Locate every line in the records below that holds the word "Vokal" and return each one.

--------------------------------------------------

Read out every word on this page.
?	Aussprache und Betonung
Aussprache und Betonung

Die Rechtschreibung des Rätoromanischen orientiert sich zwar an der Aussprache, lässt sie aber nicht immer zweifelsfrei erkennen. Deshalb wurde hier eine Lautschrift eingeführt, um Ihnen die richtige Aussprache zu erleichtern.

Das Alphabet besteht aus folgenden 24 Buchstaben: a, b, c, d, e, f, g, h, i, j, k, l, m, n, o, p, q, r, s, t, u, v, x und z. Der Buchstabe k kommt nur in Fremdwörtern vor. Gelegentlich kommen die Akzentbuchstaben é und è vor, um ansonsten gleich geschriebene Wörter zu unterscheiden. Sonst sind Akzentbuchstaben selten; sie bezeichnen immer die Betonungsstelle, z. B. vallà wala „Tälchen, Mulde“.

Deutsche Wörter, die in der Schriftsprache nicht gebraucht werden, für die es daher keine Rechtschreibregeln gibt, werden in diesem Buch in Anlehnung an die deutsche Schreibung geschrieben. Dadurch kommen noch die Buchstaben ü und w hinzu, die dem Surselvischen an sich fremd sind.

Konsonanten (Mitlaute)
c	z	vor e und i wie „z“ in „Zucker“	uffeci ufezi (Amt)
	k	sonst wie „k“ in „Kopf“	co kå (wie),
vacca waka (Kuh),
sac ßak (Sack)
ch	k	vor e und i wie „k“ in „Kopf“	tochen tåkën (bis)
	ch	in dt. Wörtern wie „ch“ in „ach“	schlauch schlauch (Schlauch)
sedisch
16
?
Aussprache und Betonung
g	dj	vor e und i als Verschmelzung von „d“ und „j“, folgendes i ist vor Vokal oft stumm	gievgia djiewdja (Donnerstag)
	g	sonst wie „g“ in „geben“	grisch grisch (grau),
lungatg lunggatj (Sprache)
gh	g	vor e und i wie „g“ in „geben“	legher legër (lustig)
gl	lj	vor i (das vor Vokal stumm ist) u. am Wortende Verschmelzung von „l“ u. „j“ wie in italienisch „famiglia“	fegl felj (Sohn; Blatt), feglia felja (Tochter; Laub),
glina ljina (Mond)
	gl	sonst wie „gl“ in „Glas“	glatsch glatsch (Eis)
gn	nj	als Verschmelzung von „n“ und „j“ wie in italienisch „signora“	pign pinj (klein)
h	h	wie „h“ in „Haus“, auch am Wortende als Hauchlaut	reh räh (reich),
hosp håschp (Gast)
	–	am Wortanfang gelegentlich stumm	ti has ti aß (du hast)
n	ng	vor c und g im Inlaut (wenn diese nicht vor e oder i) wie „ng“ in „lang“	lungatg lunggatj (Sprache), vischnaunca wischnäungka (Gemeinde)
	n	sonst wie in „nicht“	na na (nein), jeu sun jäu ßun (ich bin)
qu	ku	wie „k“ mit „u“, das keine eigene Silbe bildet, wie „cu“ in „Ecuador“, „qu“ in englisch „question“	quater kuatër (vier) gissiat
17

--------------------------------------------------

SOLVED PROBLEM:
g	dj	vor e und i als Verschmelzung von „d“ und „j“, folgendes i ist vor Vokal oft stumm	gievgia djiewdja (Donnerstag)
gl	lj	vor i (das vor Vokal stumm ist) u. am Wortende Verschmelzung von „l“ u. „j“ wie in italienisch „famiglia“	fegl felj (Sohn; Blatt), feglia felja (Tochter; Laub),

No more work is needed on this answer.